>>
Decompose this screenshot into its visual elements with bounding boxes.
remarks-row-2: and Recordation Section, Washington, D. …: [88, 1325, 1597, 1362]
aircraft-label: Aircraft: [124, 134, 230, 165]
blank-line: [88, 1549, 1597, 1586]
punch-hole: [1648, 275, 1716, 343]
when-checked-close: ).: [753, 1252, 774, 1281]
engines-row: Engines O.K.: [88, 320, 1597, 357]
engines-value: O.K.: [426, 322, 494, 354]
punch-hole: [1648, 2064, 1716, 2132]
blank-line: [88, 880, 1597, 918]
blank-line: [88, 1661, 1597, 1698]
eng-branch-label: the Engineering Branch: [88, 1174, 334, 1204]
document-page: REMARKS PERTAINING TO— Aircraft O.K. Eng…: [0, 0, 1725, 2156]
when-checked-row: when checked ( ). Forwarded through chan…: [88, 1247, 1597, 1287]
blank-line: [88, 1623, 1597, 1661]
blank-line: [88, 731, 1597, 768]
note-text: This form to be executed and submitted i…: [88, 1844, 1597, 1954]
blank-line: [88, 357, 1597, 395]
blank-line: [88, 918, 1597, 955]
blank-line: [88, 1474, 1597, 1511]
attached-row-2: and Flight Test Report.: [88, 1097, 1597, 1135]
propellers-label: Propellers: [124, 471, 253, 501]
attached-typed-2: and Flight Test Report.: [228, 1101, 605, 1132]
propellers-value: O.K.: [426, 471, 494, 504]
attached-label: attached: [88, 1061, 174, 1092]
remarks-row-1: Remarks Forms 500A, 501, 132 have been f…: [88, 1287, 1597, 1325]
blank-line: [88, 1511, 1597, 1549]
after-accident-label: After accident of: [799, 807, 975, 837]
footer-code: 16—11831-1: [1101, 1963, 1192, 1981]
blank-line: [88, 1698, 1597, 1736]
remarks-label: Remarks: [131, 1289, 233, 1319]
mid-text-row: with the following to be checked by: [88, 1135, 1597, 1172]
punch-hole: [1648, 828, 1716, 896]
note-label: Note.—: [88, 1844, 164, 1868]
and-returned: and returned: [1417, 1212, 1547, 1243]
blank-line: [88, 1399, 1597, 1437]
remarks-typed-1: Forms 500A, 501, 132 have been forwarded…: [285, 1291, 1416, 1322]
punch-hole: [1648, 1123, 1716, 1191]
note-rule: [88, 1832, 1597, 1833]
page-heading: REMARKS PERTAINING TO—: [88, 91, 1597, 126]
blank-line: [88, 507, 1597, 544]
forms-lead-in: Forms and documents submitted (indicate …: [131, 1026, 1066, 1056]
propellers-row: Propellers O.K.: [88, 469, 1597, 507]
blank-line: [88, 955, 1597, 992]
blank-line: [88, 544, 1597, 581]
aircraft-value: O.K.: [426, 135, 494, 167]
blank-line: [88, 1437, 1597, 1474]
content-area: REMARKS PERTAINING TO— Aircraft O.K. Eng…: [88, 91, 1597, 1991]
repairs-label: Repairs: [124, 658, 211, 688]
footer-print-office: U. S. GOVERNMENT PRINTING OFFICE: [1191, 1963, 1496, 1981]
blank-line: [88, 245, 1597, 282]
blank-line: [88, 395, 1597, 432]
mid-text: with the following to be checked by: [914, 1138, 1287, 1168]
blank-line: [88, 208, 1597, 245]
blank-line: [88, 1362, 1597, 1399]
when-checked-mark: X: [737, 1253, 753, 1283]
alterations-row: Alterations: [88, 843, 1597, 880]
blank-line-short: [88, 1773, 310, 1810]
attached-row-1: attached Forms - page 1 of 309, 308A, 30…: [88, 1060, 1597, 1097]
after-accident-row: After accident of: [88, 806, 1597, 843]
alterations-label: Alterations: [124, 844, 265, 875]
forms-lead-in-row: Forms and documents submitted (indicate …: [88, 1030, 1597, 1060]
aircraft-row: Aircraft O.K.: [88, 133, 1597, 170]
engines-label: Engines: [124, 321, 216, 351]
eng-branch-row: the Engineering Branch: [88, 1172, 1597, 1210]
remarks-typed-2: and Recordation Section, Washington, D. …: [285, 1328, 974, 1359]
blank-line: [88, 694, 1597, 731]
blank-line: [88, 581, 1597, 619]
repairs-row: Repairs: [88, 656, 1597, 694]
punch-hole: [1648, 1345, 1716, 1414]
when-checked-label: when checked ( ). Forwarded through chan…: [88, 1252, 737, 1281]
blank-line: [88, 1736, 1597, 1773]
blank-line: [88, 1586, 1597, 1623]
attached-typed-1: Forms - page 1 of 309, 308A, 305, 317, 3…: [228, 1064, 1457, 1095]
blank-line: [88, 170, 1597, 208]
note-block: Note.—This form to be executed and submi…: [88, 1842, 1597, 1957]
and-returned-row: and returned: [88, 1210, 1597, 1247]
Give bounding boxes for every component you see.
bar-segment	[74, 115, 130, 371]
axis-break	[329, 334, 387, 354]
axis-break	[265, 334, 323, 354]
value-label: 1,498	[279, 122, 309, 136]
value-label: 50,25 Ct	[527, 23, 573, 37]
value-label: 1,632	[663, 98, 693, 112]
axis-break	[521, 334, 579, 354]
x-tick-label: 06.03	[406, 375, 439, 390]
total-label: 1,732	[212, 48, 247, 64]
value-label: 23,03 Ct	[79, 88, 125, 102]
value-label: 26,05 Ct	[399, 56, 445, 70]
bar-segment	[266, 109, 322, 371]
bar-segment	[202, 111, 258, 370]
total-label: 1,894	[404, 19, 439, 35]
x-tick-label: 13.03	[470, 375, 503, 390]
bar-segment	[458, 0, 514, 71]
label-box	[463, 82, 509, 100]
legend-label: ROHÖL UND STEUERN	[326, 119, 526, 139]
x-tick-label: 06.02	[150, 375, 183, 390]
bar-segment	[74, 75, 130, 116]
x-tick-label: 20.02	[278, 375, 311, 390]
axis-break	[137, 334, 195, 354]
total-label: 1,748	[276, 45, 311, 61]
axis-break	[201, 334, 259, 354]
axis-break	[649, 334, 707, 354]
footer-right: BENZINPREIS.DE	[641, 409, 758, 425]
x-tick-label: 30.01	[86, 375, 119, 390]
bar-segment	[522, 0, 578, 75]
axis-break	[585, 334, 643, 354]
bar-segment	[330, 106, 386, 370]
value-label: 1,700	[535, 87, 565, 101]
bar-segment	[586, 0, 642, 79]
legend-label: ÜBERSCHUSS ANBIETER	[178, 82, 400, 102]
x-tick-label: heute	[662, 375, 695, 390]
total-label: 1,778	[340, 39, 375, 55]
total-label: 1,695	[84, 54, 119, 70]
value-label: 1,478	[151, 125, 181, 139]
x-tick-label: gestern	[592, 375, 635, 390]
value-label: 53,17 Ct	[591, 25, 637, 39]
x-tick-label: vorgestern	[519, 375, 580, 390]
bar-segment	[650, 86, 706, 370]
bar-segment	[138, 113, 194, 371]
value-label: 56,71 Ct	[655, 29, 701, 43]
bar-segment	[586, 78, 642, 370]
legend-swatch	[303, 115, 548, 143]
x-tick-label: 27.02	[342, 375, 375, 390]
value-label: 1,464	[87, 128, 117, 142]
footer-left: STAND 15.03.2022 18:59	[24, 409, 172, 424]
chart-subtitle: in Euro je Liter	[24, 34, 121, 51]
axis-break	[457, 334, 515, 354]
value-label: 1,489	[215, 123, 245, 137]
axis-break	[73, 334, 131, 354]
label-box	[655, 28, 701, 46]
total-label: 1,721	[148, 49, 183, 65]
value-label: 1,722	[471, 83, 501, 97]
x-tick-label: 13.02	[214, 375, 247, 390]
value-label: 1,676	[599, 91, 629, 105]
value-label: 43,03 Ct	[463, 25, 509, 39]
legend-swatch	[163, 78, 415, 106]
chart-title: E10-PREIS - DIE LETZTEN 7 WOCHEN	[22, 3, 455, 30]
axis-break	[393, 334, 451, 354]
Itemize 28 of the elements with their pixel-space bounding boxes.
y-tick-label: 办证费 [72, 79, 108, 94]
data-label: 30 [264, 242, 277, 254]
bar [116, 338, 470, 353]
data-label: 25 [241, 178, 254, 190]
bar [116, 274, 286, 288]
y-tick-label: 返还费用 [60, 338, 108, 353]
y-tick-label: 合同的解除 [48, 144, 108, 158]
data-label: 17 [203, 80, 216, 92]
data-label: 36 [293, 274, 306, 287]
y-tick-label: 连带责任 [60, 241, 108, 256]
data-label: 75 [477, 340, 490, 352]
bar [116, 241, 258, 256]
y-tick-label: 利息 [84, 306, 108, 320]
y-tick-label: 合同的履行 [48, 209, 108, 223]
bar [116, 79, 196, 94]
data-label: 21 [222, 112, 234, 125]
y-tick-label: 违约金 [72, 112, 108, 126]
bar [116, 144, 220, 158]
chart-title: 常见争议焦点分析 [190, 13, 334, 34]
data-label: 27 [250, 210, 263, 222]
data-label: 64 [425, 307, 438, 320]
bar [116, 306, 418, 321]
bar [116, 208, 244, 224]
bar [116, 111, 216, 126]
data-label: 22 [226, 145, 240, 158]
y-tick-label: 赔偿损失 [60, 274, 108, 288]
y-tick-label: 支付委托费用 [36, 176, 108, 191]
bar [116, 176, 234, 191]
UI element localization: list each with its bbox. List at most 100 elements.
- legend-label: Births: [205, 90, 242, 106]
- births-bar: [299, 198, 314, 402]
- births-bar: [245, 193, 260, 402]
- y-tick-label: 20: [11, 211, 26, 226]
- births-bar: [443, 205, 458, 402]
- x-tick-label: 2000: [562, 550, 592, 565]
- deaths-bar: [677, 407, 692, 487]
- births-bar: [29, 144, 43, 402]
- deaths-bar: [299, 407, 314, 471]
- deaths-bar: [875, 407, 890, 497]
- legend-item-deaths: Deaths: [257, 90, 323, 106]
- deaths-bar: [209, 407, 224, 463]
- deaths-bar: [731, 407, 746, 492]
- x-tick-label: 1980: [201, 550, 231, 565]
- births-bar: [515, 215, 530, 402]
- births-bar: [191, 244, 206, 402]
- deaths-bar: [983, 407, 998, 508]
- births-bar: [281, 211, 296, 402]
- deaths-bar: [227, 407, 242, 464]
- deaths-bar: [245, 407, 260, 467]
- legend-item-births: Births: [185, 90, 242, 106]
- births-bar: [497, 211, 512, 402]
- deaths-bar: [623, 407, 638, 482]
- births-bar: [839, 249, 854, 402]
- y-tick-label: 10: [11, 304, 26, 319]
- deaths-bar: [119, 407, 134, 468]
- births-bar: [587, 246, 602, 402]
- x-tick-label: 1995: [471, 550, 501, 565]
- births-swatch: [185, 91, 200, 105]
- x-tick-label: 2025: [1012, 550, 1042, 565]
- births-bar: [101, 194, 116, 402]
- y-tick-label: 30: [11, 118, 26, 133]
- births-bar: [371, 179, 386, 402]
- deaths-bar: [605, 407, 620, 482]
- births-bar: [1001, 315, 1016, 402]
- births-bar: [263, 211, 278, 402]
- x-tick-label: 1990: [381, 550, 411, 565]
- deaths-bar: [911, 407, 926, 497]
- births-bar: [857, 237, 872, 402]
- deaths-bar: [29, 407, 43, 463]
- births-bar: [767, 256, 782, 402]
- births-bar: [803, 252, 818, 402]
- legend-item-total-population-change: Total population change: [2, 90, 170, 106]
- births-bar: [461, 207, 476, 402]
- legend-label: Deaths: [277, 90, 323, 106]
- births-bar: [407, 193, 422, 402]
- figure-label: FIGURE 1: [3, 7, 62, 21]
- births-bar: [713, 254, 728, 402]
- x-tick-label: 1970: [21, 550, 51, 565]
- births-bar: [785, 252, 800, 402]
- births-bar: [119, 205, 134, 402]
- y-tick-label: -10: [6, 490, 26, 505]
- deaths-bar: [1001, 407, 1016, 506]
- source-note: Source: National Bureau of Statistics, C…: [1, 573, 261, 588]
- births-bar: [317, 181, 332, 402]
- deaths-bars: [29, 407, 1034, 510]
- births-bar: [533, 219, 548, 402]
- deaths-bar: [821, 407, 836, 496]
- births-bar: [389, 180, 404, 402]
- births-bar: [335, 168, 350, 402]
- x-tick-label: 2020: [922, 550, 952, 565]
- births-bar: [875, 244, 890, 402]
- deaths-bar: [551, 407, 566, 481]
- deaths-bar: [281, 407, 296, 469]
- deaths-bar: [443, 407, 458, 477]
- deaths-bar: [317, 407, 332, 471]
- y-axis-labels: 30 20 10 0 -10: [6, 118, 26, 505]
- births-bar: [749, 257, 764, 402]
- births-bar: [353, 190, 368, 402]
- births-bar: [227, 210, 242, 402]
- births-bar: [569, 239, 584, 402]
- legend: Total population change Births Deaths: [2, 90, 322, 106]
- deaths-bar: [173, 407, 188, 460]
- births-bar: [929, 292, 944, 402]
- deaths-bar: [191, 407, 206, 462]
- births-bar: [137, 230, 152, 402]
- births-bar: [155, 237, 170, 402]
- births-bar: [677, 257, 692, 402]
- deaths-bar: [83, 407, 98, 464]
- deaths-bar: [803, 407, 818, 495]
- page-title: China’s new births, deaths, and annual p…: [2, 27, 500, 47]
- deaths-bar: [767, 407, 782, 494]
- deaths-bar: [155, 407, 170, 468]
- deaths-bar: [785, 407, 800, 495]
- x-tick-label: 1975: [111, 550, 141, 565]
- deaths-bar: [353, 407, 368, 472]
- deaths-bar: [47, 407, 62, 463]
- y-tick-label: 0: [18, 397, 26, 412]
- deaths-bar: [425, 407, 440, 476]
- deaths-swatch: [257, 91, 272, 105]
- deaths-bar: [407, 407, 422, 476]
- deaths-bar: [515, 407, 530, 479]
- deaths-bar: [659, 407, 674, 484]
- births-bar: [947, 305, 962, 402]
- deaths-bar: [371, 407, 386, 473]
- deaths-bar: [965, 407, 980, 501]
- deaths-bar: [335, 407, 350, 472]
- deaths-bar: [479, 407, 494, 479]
<<
* _Requirements_: Collect every line of the entries above that contains the word "documents", matching case exactly.

* _Response below_:
forms-lead-in: Forms and documents submitted (indicate …: [131, 1026, 1066, 1056]
forms-lead-in-row: Forms and documents submitted (indicate …: [88, 1030, 1597, 1060]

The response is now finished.